What you have to do: Reproduce every entry that follows word for word, but omit the images.

Data to use:
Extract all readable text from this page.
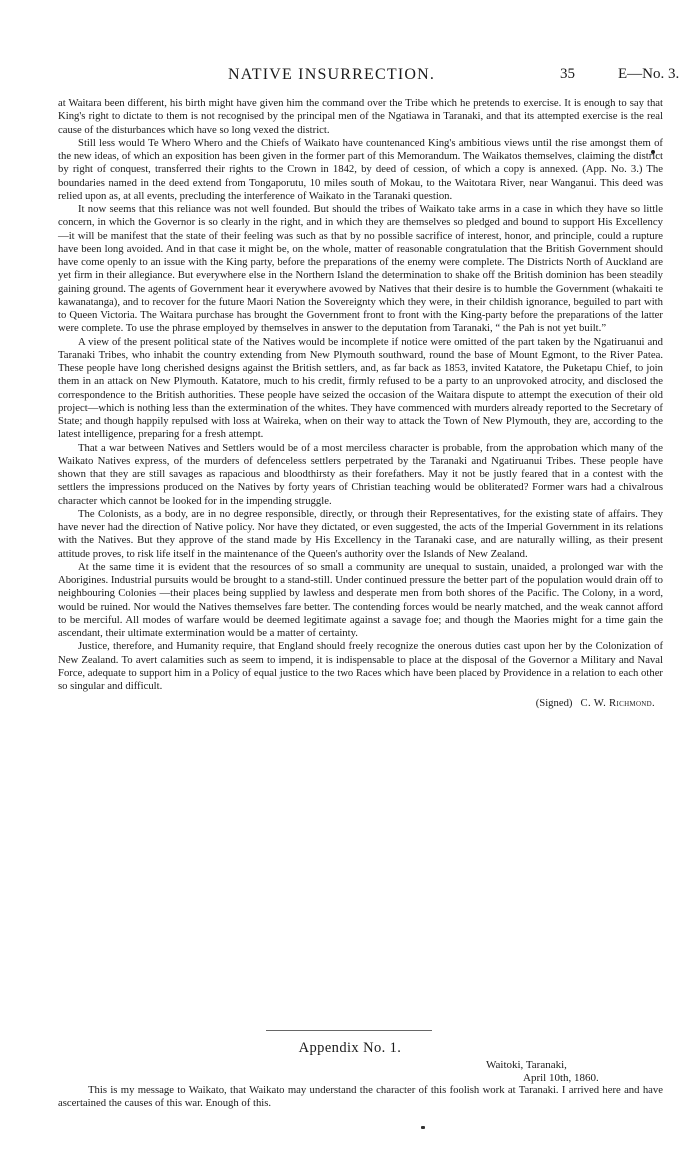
NATIVE INSURRECTION.	35	E—No. 3.

at Waitara been different, his birth might have given him the command over the Tribe which he pretends to exercise. It is enough to say that King's right to dictate to them is not recognised by the principal men of the Ngatiawa in Taranaki, and that its attempted exercise is the real cause of the disturbances which have so long vexed the district.

Still less would Te Whero Whero and the Chiefs of Waikato have countenanced King's ambitious views until the rise amongst them of the new ideas, of which an exposition has been given in the former part of this Memorandum. The Waikatos themselves, claiming the district by right of conquest, transferred their rights to the Crown in 1842, by deed of cession, of which a copy is annexed. (App. No. 3.) The boundaries named in the deed extend from Tongaporutu, 10 miles south of Mokau, to the Waitotara River, near Wanganui. This deed was relied upon as, at all events, precluding the interference of Waikato in the Taranaki question.

It now seems that this reliance was not well founded. But should the tribes of Waikato take arms in a case in which they have so little concern, in which the Governor is so clearly in the right, and in which they are themselves so pledged and bound to support His Excellency—it will be manifest that the state of their feeling was such as that by no possible sacrifice of interest, honor, and principle, could a rupture have been long avoided. And in that case it might be, on the whole, matter of reasonable congratulation that the British Government should have come openly to an issue with the King party, before the preparations of the enemy were complete. The Districts North of Auckland are yet firm in their allegiance. But everywhere else in the Northern Island the determination to shake off the British dominion has been steadily gaining ground. The agents of Government hear it everywhere avowed by Natives that their desire is to humble the Government (whakaiti te kawanatanga), and to recover for the future Maori Nation the Sovereignty which they were, in their childish ignorance, beguiled to part with to Queen Victoria. The Waitara purchase has brought the Government front to front with the King-party before the preparations of the latter were complete. To use the phrase employed by themselves in answer to the deputation from Taranaki, “ the Pah is not yet built.”

A view of the present political state of the Natives would be incomplete if notice were omitted of the part taken by the Ngatiruanui and Taranaki Tribes, who inhabit the country extending from New Plymouth southward, round the base of Mount Egmont, to the River Patea. These people have long cherished designs against the British settlers, and, as far back as 1853, invited Katatore, the Puketapu Chief, to join them in an attack on New Plymouth. Katatore, much to his credit, firmly refused to be a party to an unprovoked atrocity, and disclosed the correspondence to the British authorities. These people have seized the occasion of the Waitara dispute to attempt the execution of their old project—which is nothing less than the extermination of the whites. They have commenced with murders already reported to the Secretary of State; and though happily repulsed with loss at Waireka, when on their way to attack the Town of New Plymouth, they are, according to the latest intelligence, preparing for a fresh attempt.

That a war between Natives and Settlers would be of a most merciless character is probable, from the approbation which many of the Waikato Natives express, of the murders of defenceless settlers perpetrated by the Taranaki and Ngatiruanui Tribes. These people have shown that they are still savages as rapacious and bloodthirsty as their forefathers. May it not be justly feared that in a contest with the settlers the impressions produced on the Natives by forty years of Christian teaching would be obliterated? Former wars had a chivalrous character which cannot be looked for in the impending struggle.

The Colonists, as a body, are in no degree responsible, directly, or through their Representatives, for the existing state of affairs. They have never had the direction of Native policy. Nor have they dictated, or even suggested, the acts of the Imperial Government in its relations with the Natives. But they approve of the stand made by His Excellency in the Taranaki case, and are naturally willing, as their present attitude proves, to risk life itself in the maintenance of the Queen's authority over the Islands of New Zealand.

At the same time it is evident that the resources of so small a community are unequal to sustain, unaided, a prolonged war with the Aborigines. Industrial pursuits would be brought to a stand-still. Under continued pressure the better part of the population would drain off to neighbouring Colonies —their places being supplied by lawless and desperate men from both shores of the Pacific. The Colony, in a word, would be ruined. Nor would the Natives themselves fare better. The contending forces would be nearly matched, and the weak cannot afford to be merciful. All modes of warfare would be deemed legitimate against a savage foe; and though the Maories might for a time gain the ascendant, their ultimate extermination would be a matter of certainty.

Justice, therefore, and Humanity require, that England should freely recognize the onerous duties cast upon her by the Colonization of New Zealand. To avert calamities such as seem to impend, it is indispensable to place at the disposal of the Governor a Military and Naval Force, adequate to support him in a Policy of equal justice to the two Races which have been placed by Providence in a relation to each other so singular and difficult.

(Signed) C. W. Richmond.
Appendix No. 1.
Waitoki, Taranaki,
April 10th, 1860.

This is my message to Waikato, that Waikato may understand the character of this foolish work at Taranaki. I arrived here and have ascertained the causes of this war. Enough of this.
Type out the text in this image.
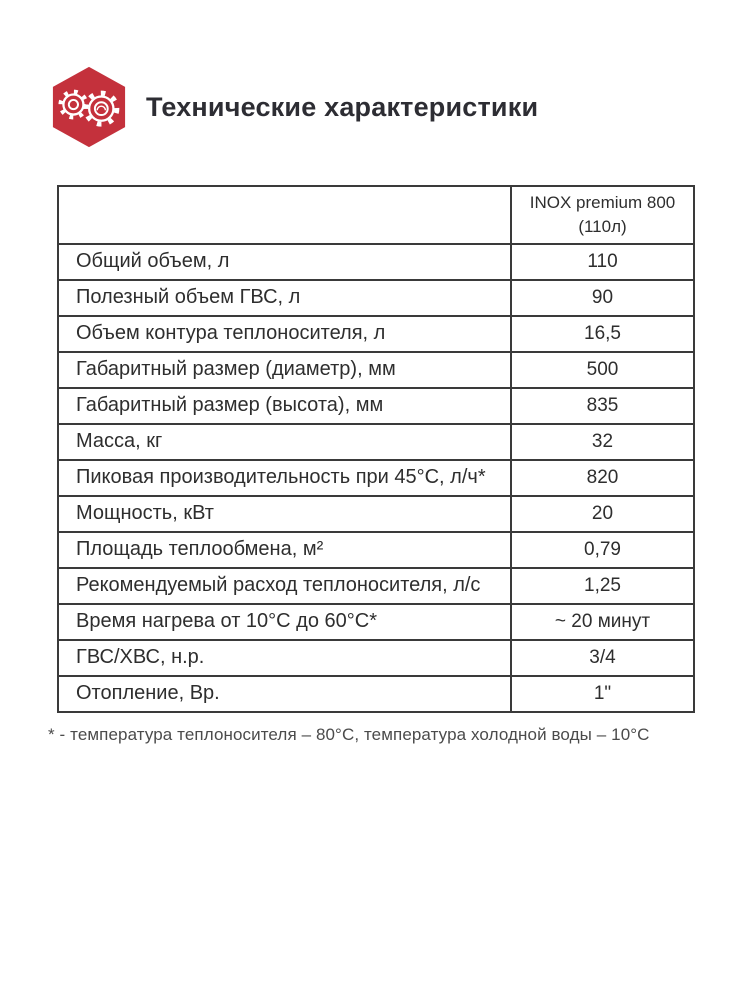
Технические характеристики
	INOX premium 800 (110л)
Общий объем, л	110
Полезный объем ГВС, л	90
Объем контура теплоносителя, л	16,5
Габаритный размер (диаметр), мм	500
Габаритный размер (высота), мм	835
Масса, кг	32
Пиковая производительность при 45°С, л/ч*	820
Мощность, кВт	20
Площадь теплообмена, м²	0,79
Рекомендуемый расход теплоносителя, л/с	1,25
Время нагрева от 10°С до 60°С*	~ 20 минут
ГВС/ХВС, н.р.	3/4
Отопление, Вр.	1"

* - температура теплоносителя – 80°С, температура холодной воды – 10°С
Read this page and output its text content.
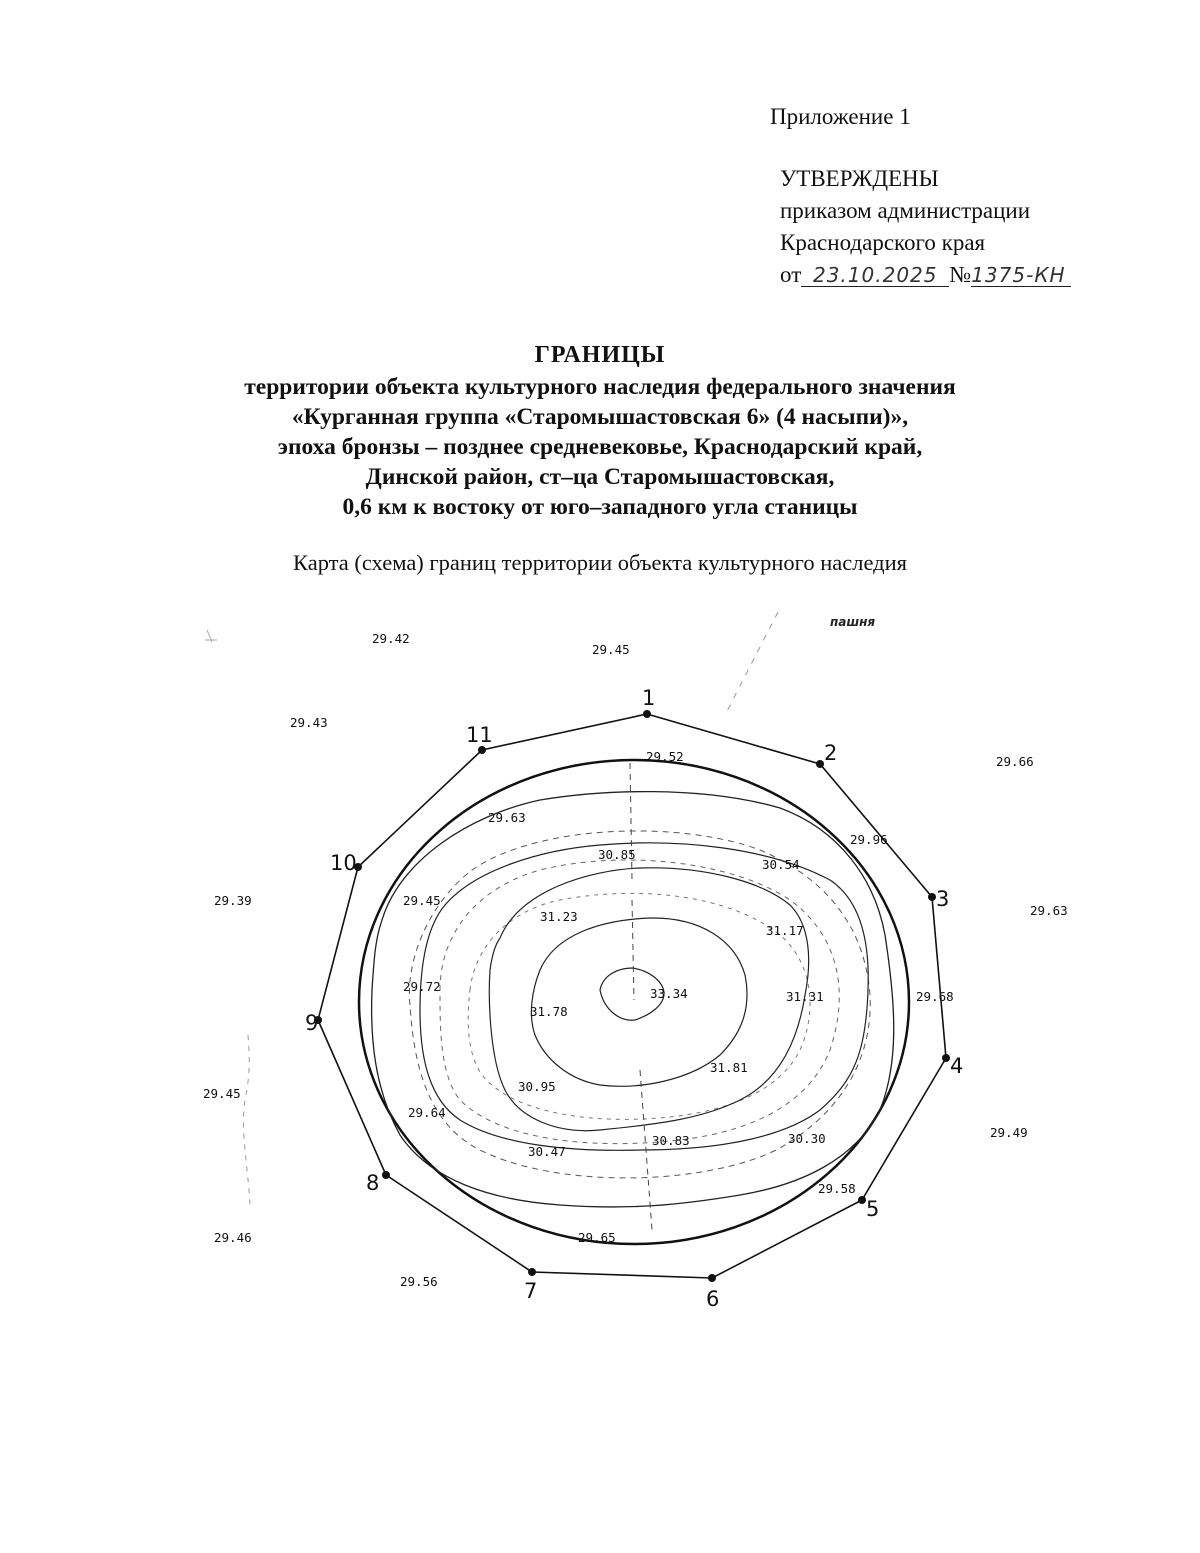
Приложение 1
УТВЕРЖДЕНЫ
приказом администрации
Краснодарского края
от 23.10.2025 №1375-КН
ГРАНИЦЫ
территории объекта культурного наследия федерального значения
«Курганная группа «Старомышастовская 6» (4 насыпи)»,
эпоха бронзы – позднее средневековье, Краснодарский край,
Динской район, ст–ца Старомышастовская,
0,6 км к востоку от юго–западного угла станицы
Карта (схема) границ территории объекта культурного наследия
пашня
1
2
3
4
5
6
7
8
9
10
11
29.42
29.45
29.43
29.66
29.52
29.63
29.96
30.85
30.54
29.39	29.45
29.63
31.23
31.17
29.72	33.34	31.31	29.68
31.78
31.81
30.95
29.45
29.64
30.30	29.49
30.47
30.83
29.58
29.65
29.46
29.56
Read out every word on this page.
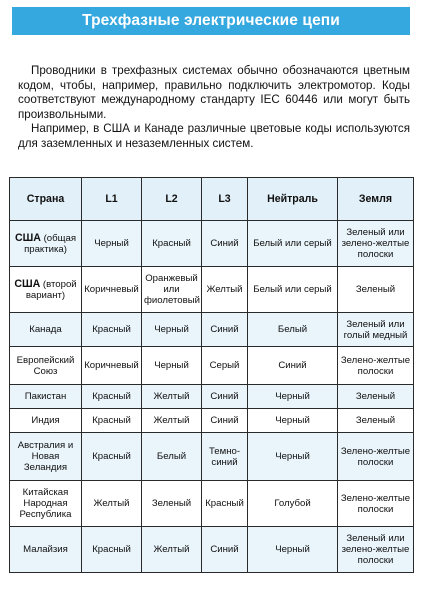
Трехфазные электрические цепи

Проводники в трехфазных системах обычно обозначаются цветным кодом, чтобы, например, правильно подключить электромотор. Коды соответствуют международному стандарту IEC 60446 или могут быть произвольными.

Например, в США и Канаде различные цветовые коды используются для заземленных и незаземленных систем.

Страна	L1	L2	L3	Нейтраль	Земля
США (общая практика)	Черный	Красный	Синий	Белый или серый	Зеленый или зелено-желтые полоски
США (второй вариант)	Коричневый	Оранжевый или фиолетовый	Желтый	Белый или серый	Зеленый
Канада	Красный	Черный	Синий	Белый	Зеленый или голый медный
Европейский Союз	Коричневый	Черный	Серый	Синий	Зелено-желтые полоски
Пакистан	Красный	Желтый	Синий	Черный	Зеленый
Индия	Красный	Желтый	Синий	Черный	Зеленый
Австралия и Новая Зеландия	Красный	Белый	Темно-синий	Черный	Зелено-желтые полоски
Китайская Народная Республика	Желтый	Зеленый	Красный	Голубой	Зелено-желтые полоски
Малайзия	Красный	Желтый	Синий	Черный	Зеленый или зелено-желтые полоски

Written reply:
Extract all readable text from this page.
NATIVE INSURRECTION.	35	E—No. 3.

at Waitara been different, his birth might have given him the command over the Tribe which he pretends to exercise. It is enough to say that King's right to dictate to them is not recognised by the principal men of the Ngatiawa in Taranaki, and that its attempted exercise is the real cause of the disturbances which have so long vexed the district.

Still less would Te Whero Whero and the Chiefs of Waikato have countenanced King's ambitious views until the rise amongst them of the new ideas, of which an exposition has been given in the former part of this Memorandum. The Waikatos themselves, claiming the district by right of conquest, transferred their rights to the Crown in 1842, by deed of cession, of which a copy is annexed. (App. No. 3.) The boundaries named in the deed extend from Tongaporutu, 10 miles south of Mokau, to the Waitotara River, near Wanganui. This deed was relied upon as, at all events, precluding the interference of Waikato in the Taranaki question.

It now seems that this reliance was not well founded. But should the tribes of Waikato take arms in a case in which they have so little concern, in which the Governor is so clearly in the right, and in which they are themselves so pledged and bound to support His Excellency—it will be manifest that the state of their feeling was such as that by no possible sacrifice of interest, honor, and principle, could a rupture have been long avoided. And in that case it might be, on the whole, matter of reasonable congratulation that the British Government should have come openly to an issue with the King party, before the preparations of the enemy were complete. The Districts North of Auckland are yet firm in their allegiance. But everywhere else in the Northern Island the determination to shake off the British dominion has been steadily gaining ground. The agents of Government hear it everywhere avowed by Natives that their desire is to humble the Government (whakaiti te kawanatanga), and to recover for the future Maori Nation the Sovereignty which they were, in their childish ignorance, beguiled to part with to Queen Victoria. The Waitara purchase has brought the Government front to front with the King-party before the preparations of the latter were complete. To use the phrase employed by themselves in answer to the deputation from Taranaki, “ the Pah is not yet built.”

A view of the present political state of the Natives would be incomplete if notice were omitted of the part taken by the Ngatiruanui and Taranaki Tribes, who inhabit the country extending from New Plymouth southward, round the base of Mount Egmont, to the River Patea. These people have long cherished designs against the British settlers, and, as far back as 1853, invited Katatore, the Puketapu Chief, to join them in an attack on New Plymouth. Katatore, much to his credit, firmly refused to be a party to an unprovoked atrocity, and disclosed the correspondence to the British authorities. These people have seized the occasion of the Waitara dispute to attempt the execution of their old project—which is nothing less than the extermination of the whites. They have commenced with murders already reported to the Secretary of State; and though happily repulsed with loss at Waireka, when on their way to attack the Town of New Plymouth, they are, according to the latest intelligence, preparing for a fresh attempt.

That a war between Natives and Settlers would be of a most merciless character is probable, from the approbation which many of the Waikato Natives express, of the murders of defenceless settlers perpetrated by the Taranaki and Ngatiruanui Tribes. These people have shown that they are still savages as rapacious and bloodthirsty as their forefathers. May it not be justly feared that in a contest with the settlers the impressions produced on the Natives by forty years of Christian teaching would be obliterated? Former wars had a chivalrous character which cannot be looked for in the impending struggle.

The Colonists, as a body, are in no degree responsible, directly, or through their Representatives, for the existing state of affairs. They have never had the direction of Native policy. Nor have they dictated, or even suggested, the acts of the Imperial Government in its relations with the Natives. But they approve of the stand made by His Excellency in the Taranaki case, and are naturally willing, as their present attitude proves, to risk life itself in the maintenance of the Queen's authority over the Islands of New Zealand.

At the same time it is evident that the resources of so small a community are unequal to sustain, unaided, a prolonged war with the Aborigines. Industrial pursuits would be brought to a stand-still. Under continued pressure the better part of the population would drain off to neighbouring Colonies —their places being supplied by lawless and desperate men from both shores of the Pacific. The Colony, in a word, would be ruined. Nor would the Natives themselves fare better. The contending forces would be nearly matched, and the weak cannot afford to be merciful. All modes of warfare would be deemed legitimate against a savage foe; and though the Maories might for a time gain the ascendant, their ultimate extermination would be a matter of certainty.

Justice, therefore, and Humanity require, that England should freely recognize the onerous duties cast upon her by the Colonization of New Zealand. To avert calamities such as seem to impend, it is indispensable to place at the disposal of the Governor a Military and Naval Force, adequate to support him in a Policy of equal justice to the two Races which have been placed by Providence in a relation to each other so singular and difficult.

(Signed) C. W. Richmond.
Appendix No. 1.
Waitoki, Taranaki,
April 10th, 1860.

This is my message to Waikato, that Waikato may understand the character of this foolish work at Taranaki. I arrived here and have ascertained the causes of this war. Enough of this.
Type out the text in this image.
Технические характеристики
	INOX premium 800 (110л)
Общий объем, л	110
Полезный объем ГВС, л	90
Объем контура теплоносителя, л	16,5
Габаритный размер (диаметр), мм	500
Габаритный размер (высота), мм	835
Масса, кг	32
Пиковая производительность при 45°С, л/ч*	820
Мощность, кВт	20
Площадь теплообмена, м²	0,79
Рекомендуемый расход теплоносителя, л/с	1,25
Время нагрева от 10°С до 60°С*	~ 20 минут
ГВС/ХВС, н.р.	3/4
Отопление, Вр.	1"

* - температура теплоносителя – 80°С, температура холодной воды – 10°С
Read this page and output its text content.
Приложение 1
УТВЕРЖДЕНЫ
приказом администрации
Краснодарского края
от 23.10.2025 №1375-КН
ГРАНИЦЫ
территории объекта культурного наследия федерального значения
«Курганная группа «Старомышастовская 6» (4 насыпи)»,
эпоха бронзы – позднее средневековье, Краснодарский край,
Динской район, ст–ца Старомышастовская,
0,6 км к востоку от юго–западного угла станицы
Карта (схема) границ территории объекта культурного наследия
пашня
1
2
3
4
5
6
7
8
9
10
11
29.42
29.45
29.43
29.66
29.52
29.63
29.96
30.85
30.54
29.39	29.45
29.63
31.23
31.17
29.72	33.34	31.31	29.68
31.78
31.81
30.95
29.45
29.64
30.30	29.49
30.47
30.83
29.58
29.65
29.46
29.56
Read out every word on this page.
Трехфазные электрические цепи

Проводники в трехфазных системах обычно обозначаются цветным кодом, чтобы, например, правильно подключить электромотор. Коды соответствуют международному стандарту IEC 60446 или могут быть произвольными.

Например, в США и Канаде различные цветовые коды используются для заземленных и незаземленных систем.

Страна	L1	L2	L3	Нейтраль	Земля
США (общая практика)	Черный	Красный	Синий	Белый или серый	Зеленый или зелено-желтые полоски
США (второй вариант)	Коричневый	Оранжевый или фиолетовый	Желтый	Белый или серый	Зеленый
Канада	Красный	Черный	Синий	Белый	Зеленый или голый медный
Европейский Союз	Коричневый	Черный	Серый	Синий	Зелено-желтые полоски
Пакистан	Красный	Желтый	Синий	Черный	Зеленый
Индия	Красный	Желтый	Синий	Черный	Зеленый
Австралия и Новая Зеландия	Красный	Белый	Темно-синий	Черный	Зелено-желтые полоски
Китайская Народная Республика	Желтый	Зеленый	Красный	Голубой	Зелено-желтые полоски
Малайзия	Красный	Желтый	Синий	Черный	Зеленый или зелено-желтые полоски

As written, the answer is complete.